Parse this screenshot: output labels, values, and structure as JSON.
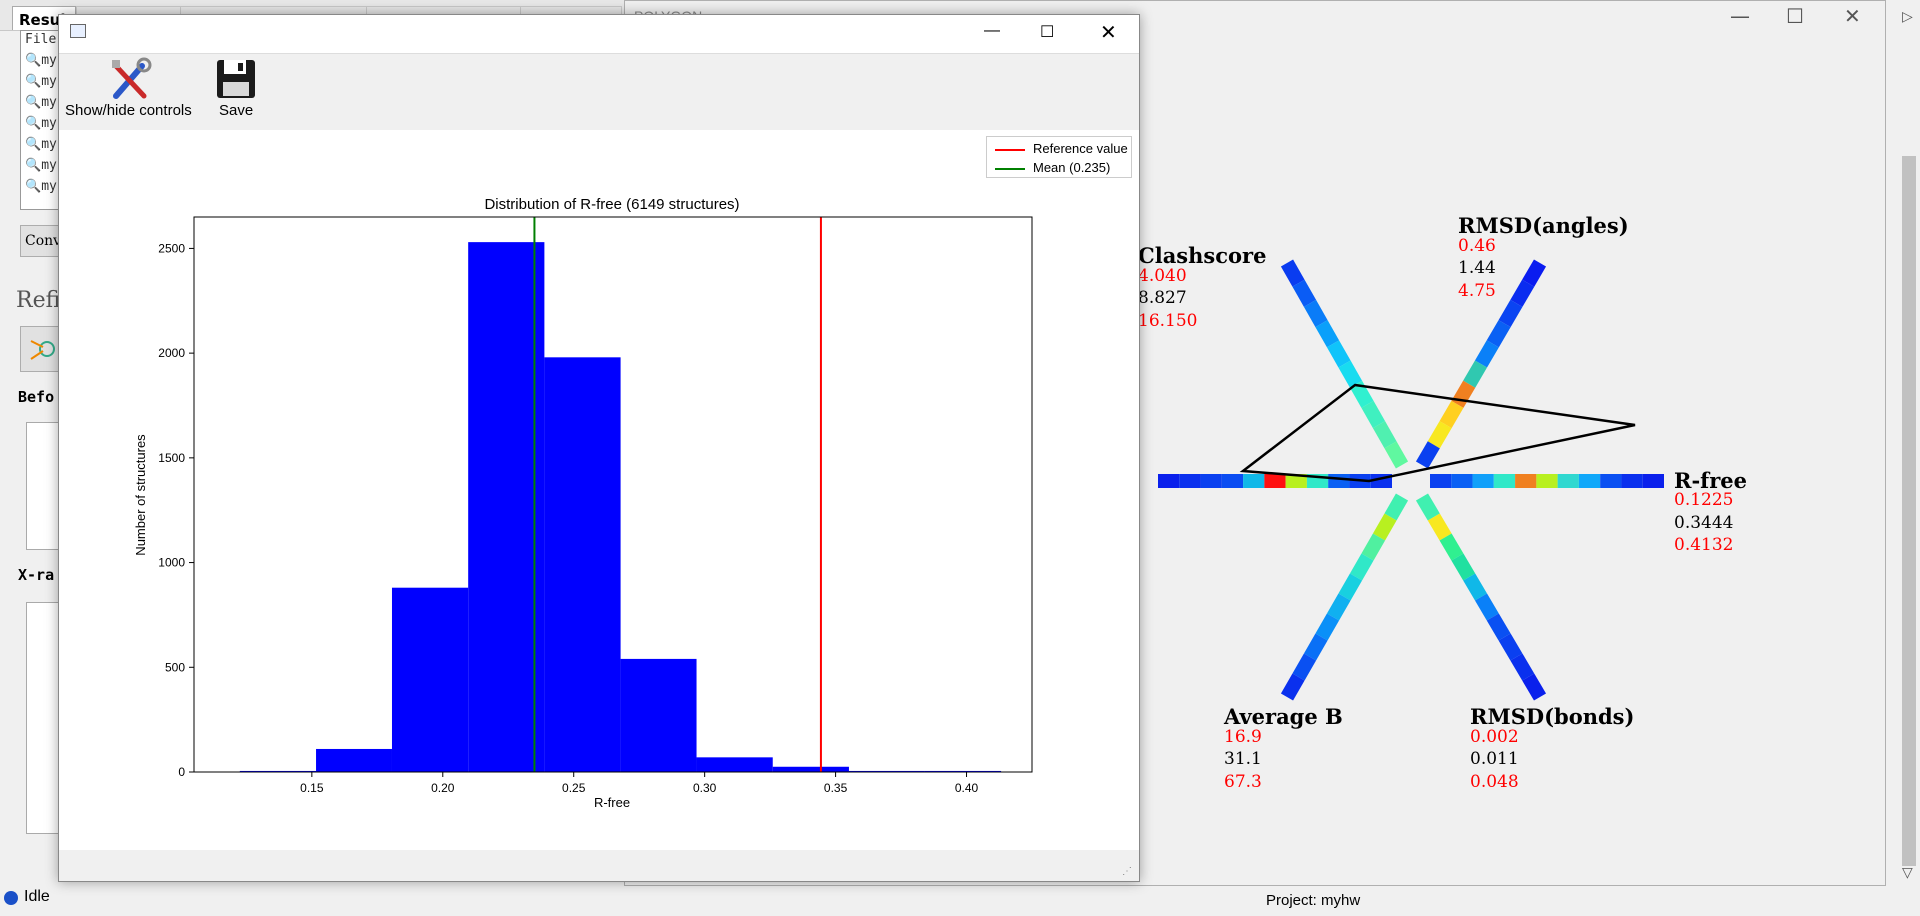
{
  "background_app": {
    "tab_active": "Resul",
    "file_label": "File",
    "file_rows": [
      "my",
      "my",
      "my",
      "my",
      "my",
      "my",
      "my"
    ],
    "convert_button": "Conv",
    "refine_heading": "Refi",
    "before_heading": "Befo",
    "xray_heading": "X-ra",
    "status_text": "Idle",
    "project_label": "Project: myhw"
  },
  "polygon_window": {
    "title": "POLYGON",
    "axes": [
      {
        "name": "Clashscore",
        "low": "4.040",
        "value": "8.827",
        "high": "16.150"
      },
      {
        "name": "RMSD(angles)",
        "low": "0.46",
        "value": "1.44",
        "high": "4.75"
      },
      {
        "name": "R-free",
        "low": "0.1225",
        "value": "0.3444",
        "high": "0.4132"
      },
      {
        "name": "RMSD(bonds)",
        "low": "0.002",
        "value": "0.011",
        "high": "0.048"
      },
      {
        "name": "Average B",
        "low": "16.9",
        "value": "31.1",
        "high": "67.3"
      }
    ]
  },
  "histogram_window": {
    "toolbar": {
      "show_hide_label": "Show/hide controls",
      "save_label": "Save"
    },
    "legend": {
      "reference_label": "Reference value",
      "mean_label": "Mean (0.235)"
    },
    "colors": {
      "bars": "#0000ff",
      "reference": "#ff0000",
      "mean": "#008000"
    }
  },
  "chart_data": {
    "type": "bar",
    "title": "Distribution of R-free (6149 structures)",
    "xlabel": "R-free",
    "ylabel": "Number of structures",
    "xlim": [
      0.105,
      0.425
    ],
    "ylim": [
      0,
      2650
    ],
    "x_ticks": [
      "0.15",
      "0.20",
      "0.25",
      "0.30",
      "0.35",
      "0.40"
    ],
    "x_tick_values": [
      0.15,
      0.2,
      0.25,
      0.3,
      0.35,
      0.4
    ],
    "y_ticks": [
      "0",
      "500",
      "1000",
      "1500",
      "2000",
      "2500"
    ],
    "y_tick_values": [
      0,
      500,
      1000,
      1500,
      2000,
      2500
    ],
    "bins": [
      {
        "x0": 0.1225,
        "x1": 0.1516,
        "count": 5
      },
      {
        "x0": 0.1516,
        "x1": 0.1806,
        "count": 110
      },
      {
        "x0": 0.1806,
        "x1": 0.2097,
        "count": 880
      },
      {
        "x0": 0.2097,
        "x1": 0.2388,
        "count": 2530
      },
      {
        "x0": 0.2388,
        "x1": 0.2679,
        "count": 1980
      },
      {
        "x0": 0.2679,
        "x1": 0.2969,
        "count": 540
      },
      {
        "x0": 0.2969,
        "x1": 0.326,
        "count": 70
      },
      {
        "x0": 0.326,
        "x1": 0.3551,
        "count": 25
      },
      {
        "x0": 0.3551,
        "x1": 0.3841,
        "count": 5
      },
      {
        "x0": 0.3841,
        "x1": 0.4132,
        "count": 5
      }
    ],
    "reference_value": 0.3444,
    "mean_value": 0.235,
    "legend": [
      "Reference value",
      "Mean (0.235)"
    ],
    "legend_position": "top-right",
    "grid": false
  }
}
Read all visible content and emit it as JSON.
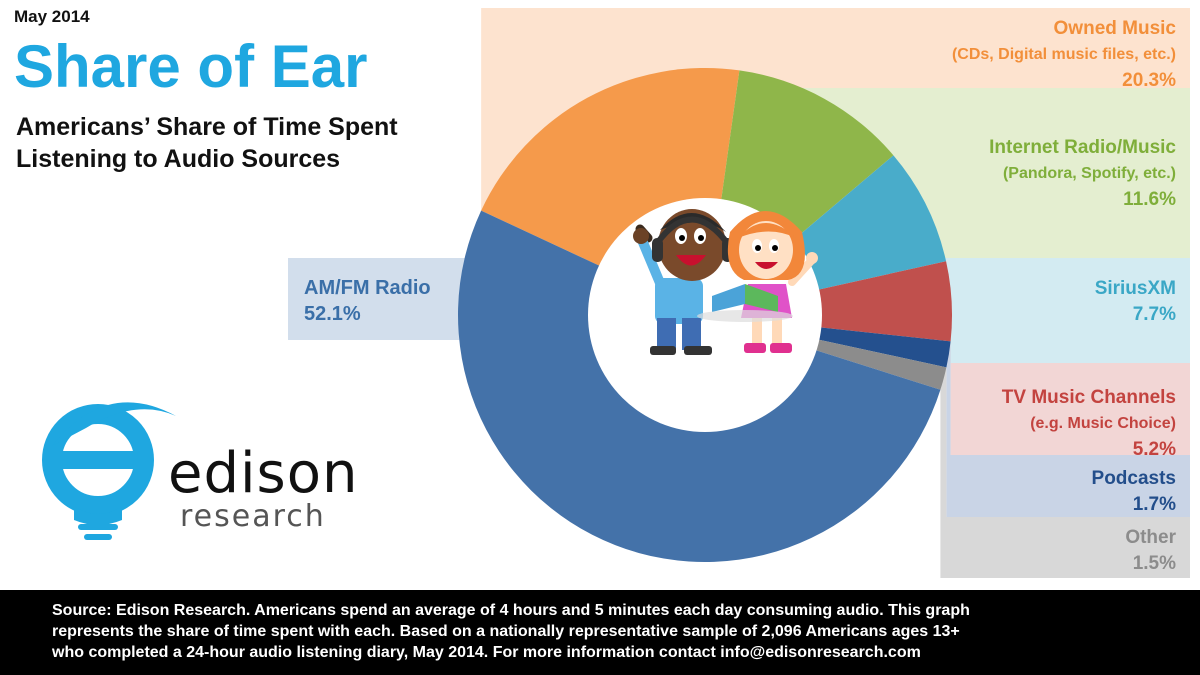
{
  "header": {
    "date": "May 2014",
    "title": "Share of Ear",
    "subtitle_line1": "Americans’ Share of Time Spent",
    "subtitle_line2": "Listening to Audio Sources"
  },
  "chart_data": {
    "type": "pie",
    "donut": true,
    "slices": [
      {
        "label": "Owned Music",
        "description": "(CDs, Digital music files, etc.)",
        "value": 20.3,
        "value_label": "20.3%",
        "color": "#f59a4b",
        "band_color": "#fde3cf"
      },
      {
        "label": "Internet Radio/Music",
        "description": "(Pandora, Spotify, etc.)",
        "value": 11.6,
        "value_label": "11.6%",
        "color": "#8fb64a",
        "band_color": "#e4eed0"
      },
      {
        "label": "SiriusXM",
        "description": "",
        "value": 7.7,
        "value_label": "7.7%",
        "color": "#49acca",
        "band_color": "#d3ebf2"
      },
      {
        "label": "TV Music Channels",
        "description": "(e.g. Music Choice)",
        "value": 5.2,
        "value_label": "5.2%",
        "color": "#c0504d",
        "band_color": "#f2d6d5"
      },
      {
        "label": "Podcasts",
        "description": "",
        "value": 1.7,
        "value_label": "1.7%",
        "color": "#24508e",
        "band_color": "#c9d4e6"
      },
      {
        "label": "Other",
        "description": "",
        "value": 1.5,
        "value_label": "1.5%",
        "color": "#8c8c8c",
        "band_color": "#d8d8d8"
      },
      {
        "label": "AM/FM Radio",
        "description": "",
        "value": 52.1,
        "value_label": "52.1%",
        "color": "#4472a9",
        "band_color": "#d2deec"
      }
    ],
    "center_image": "children-listening-illustration"
  },
  "logo": {
    "icon": "lightbulb-e-logo-icon",
    "word": "edison",
    "sub": "research",
    "color": "#1fa7e0"
  },
  "footer": {
    "line1": "Source: Edison Research.  Americans spend an average of 4 hours and 5 minutes each day consuming audio.  This graph",
    "line2": "represents the share of time spent with each.  Based on a nationally representative sample of 2,096 Americans ages 13+",
    "line3": "who completed a 24-hour audio listening diary, May 2014.  For more information contact info@edisonresearch.com"
  }
}
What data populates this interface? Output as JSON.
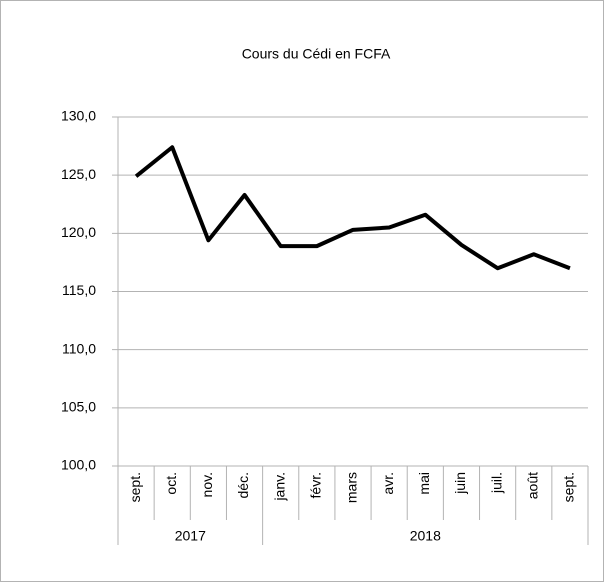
{
  "chart_data": {
    "type": "line",
    "title": "Cours du Cédi en FCFA",
    "categories": [
      "sept.",
      "oct.",
      "nov.",
      "déc.",
      "janv.",
      "févr.",
      "mars",
      "avr.",
      "mai",
      "juin",
      "juil.",
      "août",
      "sept."
    ],
    "groups": [
      {
        "name": "2017",
        "count": 4
      },
      {
        "name": "2018",
        "count": 9
      }
    ],
    "series": [
      {
        "name": "Cours du Cédi en FCFA",
        "color": "#000000",
        "values": [
          124.9,
          127.4,
          119.4,
          123.3,
          118.9,
          118.9,
          120.3,
          120.5,
          121.6,
          119.0,
          117.0,
          118.2,
          117.0
        ]
      }
    ],
    "ylim": [
      100,
      130
    ],
    "yticks": [
      {
        "value": 100,
        "label": "100,0"
      },
      {
        "value": 105,
        "label": "105,0"
      },
      {
        "value": 110,
        "label": "110,0"
      },
      {
        "value": 115,
        "label": "115,0"
      },
      {
        "value": 120,
        "label": "120,0"
      },
      {
        "value": 125,
        "label": "125,0"
      },
      {
        "value": 130,
        "label": "130,0"
      }
    ],
    "grid": true
  }
}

· · · ·

### Aim
Without including any pictures, please restate all the records exactly.

### Solution to this exercise
Parse this screenshot: output labels, values, and structure as JSON.
{
  "background_app": {
    "tab_active": "Resul",
    "file_label": "File",
    "file_rows": [
      "my",
      "my",
      "my",
      "my",
      "my",
      "my",
      "my"
    ],
    "convert_button": "Conv",
    "refine_heading": "Refi",
    "before_heading": "Befo",
    "xray_heading": "X-ra",
    "status_text": "Idle",
    "project_label": "Project: myhw"
  },
  "polygon_window": {
    "title": "POLYGON",
    "axes": [
      {
        "name": "Clashscore",
        "low": "4.040",
        "value": "8.827",
        "high": "16.150"
      },
      {
        "name": "RMSD(angles)",
        "low": "0.46",
        "value": "1.44",
        "high": "4.75"
      },
      {
        "name": "R-free",
        "low": "0.1225",
        "value": "0.3444",
        "high": "0.4132"
      },
      {
        "name": "RMSD(bonds)",
        "low": "0.002",
        "value": "0.011",
        "high": "0.048"
      },
      {
        "name": "Average B",
        "low": "16.9",
        "value": "31.1",
        "high": "67.3"
      }
    ]
  },
  "histogram_window": {
    "toolbar": {
      "show_hide_label": "Show/hide controls",
      "save_label": "Save"
    },
    "legend": {
      "reference_label": "Reference value",
      "mean_label": "Mean (0.235)"
    },
    "colors": {
      "bars": "#0000ff",
      "reference": "#ff0000",
      "mean": "#008000"
    }
  },
  "chart_data": {
    "type": "bar",
    "title": "Distribution of R-free (6149 structures)",
    "xlabel": "R-free",
    "ylabel": "Number of structures",
    "xlim": [
      0.105,
      0.425
    ],
    "ylim": [
      0,
      2650
    ],
    "x_ticks": [
      "0.15",
      "0.20",
      "0.25",
      "0.30",
      "0.35",
      "0.40"
    ],
    "x_tick_values": [
      0.15,
      0.2,
      0.25,
      0.3,
      0.35,
      0.4
    ],
    "y_ticks": [
      "0",
      "500",
      "1000",
      "1500",
      "2000",
      "2500"
    ],
    "y_tick_values": [
      0,
      500,
      1000,
      1500,
      2000,
      2500
    ],
    "bins": [
      {
        "x0": 0.1225,
        "x1": 0.1516,
        "count": 5
      },
      {
        "x0": 0.1516,
        "x1": 0.1806,
        "count": 110
      },
      {
        "x0": 0.1806,
        "x1": 0.2097,
        "count": 880
      },
      {
        "x0": 0.2097,
        "x1": 0.2388,
        "count": 2530
      },
      {
        "x0": 0.2388,
        "x1": 0.2679,
        "count": 1980
      },
      {
        "x0": 0.2679,
        "x1": 0.2969,
        "count": 540
      },
      {
        "x0": 0.2969,
        "x1": 0.326,
        "count": 70
      },
      {
        "x0": 0.326,
        "x1": 0.3551,
        "count": 25
      },
      {
        "x0": 0.3551,
        "x1": 0.3841,
        "count": 5
      },
      {
        "x0": 0.3841,
        "x1": 0.4132,
        "count": 5
      }
    ],
    "reference_value": 0.3444,
    "mean_value": 0.235,
    "legend": [
      "Reference value",
      "Mean (0.235)"
    ],
    "legend_position": "top-right",
    "grid": false
  }
}
Read all visible content and emit it as JSON.
{
  "header": {
    "date": "May 2014",
    "title": "Share of Ear",
    "subtitle_line1": "Americans’ Share of Time Spent",
    "subtitle_line2": "Listening to Audio Sources"
  },
  "chart_data": {
    "type": "pie",
    "donut": true,
    "slices": [
      {
        "label": "Owned Music",
        "description": "(CDs, Digital music files, etc.)",
        "value": 20.3,
        "value_label": "20.3%",
        "color": "#f59a4b",
        "band_color": "#fde3cf"
      },
      {
        "label": "Internet Radio/Music",
        "description": "(Pandora, Spotify, etc.)",
        "value": 11.6,
        "value_label": "11.6%",
        "color": "#8fb64a",
        "band_color": "#e4eed0"
      },
      {
        "label": "SiriusXM",
        "description": "",
        "value": 7.7,
        "value_label": "7.7%",
        "color": "#49acca",
        "band_color": "#d3ebf2"
      },
      {
        "label": "TV Music Channels",
        "description": "(e.g. Music Choice)",
        "value": 5.2,
        "value_label": "5.2%",
        "color": "#c0504d",
        "band_color": "#f2d6d5"
      },
      {
        "label": "Podcasts",
        "description": "",
        "value": 1.7,
        "value_label": "1.7%",
        "color": "#24508e",
        "band_color": "#c9d4e6"
      },
      {
        "label": "Other",
        "description": "",
        "value": 1.5,
        "value_label": "1.5%",
        "color": "#8c8c8c",
        "band_color": "#d8d8d8"
      },
      {
        "label": "AM/FM Radio",
        "description": "",
        "value": 52.1,
        "value_label": "52.1%",
        "color": "#4472a9",
        "band_color": "#d2deec"
      }
    ],
    "center_image": "children-listening-illustration"
  },
  "logo": {
    "icon": "lightbulb-e-logo-icon",
    "word": "edison",
    "sub": "research",
    "color": "#1fa7e0"
  },
  "footer": {
    "line1": "Source: Edison Research.  Americans spend an average of 4 hours and 5 minutes each day consuming audio.  This graph",
    "line2": "represents the share of time spent with each.  Based on a nationally representative sample of 2,096 Americans ages 13+",
    "line3": "who completed a 24-hour audio listening diary, May 2014.  For more information contact info@edisonresearch.com"
  }
}
What data populates this interface? Output as JSON.
{
  "chart_data": {
    "type": "line",
    "title": "Cours du Cédi en FCFA",
    "categories": [
      "sept.",
      "oct.",
      "nov.",
      "déc.",
      "janv.",
      "févr.",
      "mars",
      "avr.",
      "mai",
      "juin",
      "juil.",
      "août",
      "sept."
    ],
    "groups": [
      {
        "name": "2017",
        "count": 4
      },
      {
        "name": "2018",
        "count": 9
      }
    ],
    "series": [
      {
        "name": "Cours du Cédi en FCFA",
        "color": "#000000",
        "values": [
          124.9,
          127.4,
          119.4,
          123.3,
          118.9,
          118.9,
          120.3,
          120.5,
          121.6,
          119.0,
          117.0,
          118.2,
          117.0
        ]
      }
    ],
    "ylim": [
      100,
      130
    ],
    "yticks": [
      {
        "value": 100,
        "label": "100,0"
      },
      {
        "value": 105,
        "label": "105,0"
      },
      {
        "value": 110,
        "label": "110,0"
      },
      {
        "value": 115,
        "label": "115,0"
      },
      {
        "value": 120,
        "label": "120,0"
      },
      {
        "value": 125,
        "label": "125,0"
      },
      {
        "value": 130,
        "label": "130,0"
      }
    ],
    "grid": true
  }
}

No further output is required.